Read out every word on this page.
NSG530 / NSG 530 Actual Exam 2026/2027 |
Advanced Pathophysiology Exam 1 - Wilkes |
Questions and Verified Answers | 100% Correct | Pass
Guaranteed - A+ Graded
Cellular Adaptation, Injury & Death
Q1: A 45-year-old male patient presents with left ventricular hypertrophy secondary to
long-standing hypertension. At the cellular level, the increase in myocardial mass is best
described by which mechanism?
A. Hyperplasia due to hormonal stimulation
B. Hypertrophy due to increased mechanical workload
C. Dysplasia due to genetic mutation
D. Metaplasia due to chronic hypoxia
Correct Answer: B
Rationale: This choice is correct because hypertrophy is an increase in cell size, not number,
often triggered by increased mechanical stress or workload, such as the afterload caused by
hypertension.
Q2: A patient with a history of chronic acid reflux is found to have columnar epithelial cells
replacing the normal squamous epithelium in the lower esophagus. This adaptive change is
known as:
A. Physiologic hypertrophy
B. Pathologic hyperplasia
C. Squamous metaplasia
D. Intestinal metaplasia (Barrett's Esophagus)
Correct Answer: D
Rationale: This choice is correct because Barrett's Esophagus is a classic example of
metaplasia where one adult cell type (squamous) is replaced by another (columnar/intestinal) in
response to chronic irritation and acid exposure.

::::::::

— Exercise instructions —
Search the data for the string "patient" and copy every line where it appears.

— Task solution —
Q1: A 45-year-old male patient presents with left ventricular hypertrophy secondary to
Q2: A patient with a history of chronic acid reflux is found to have columnar epithelial cells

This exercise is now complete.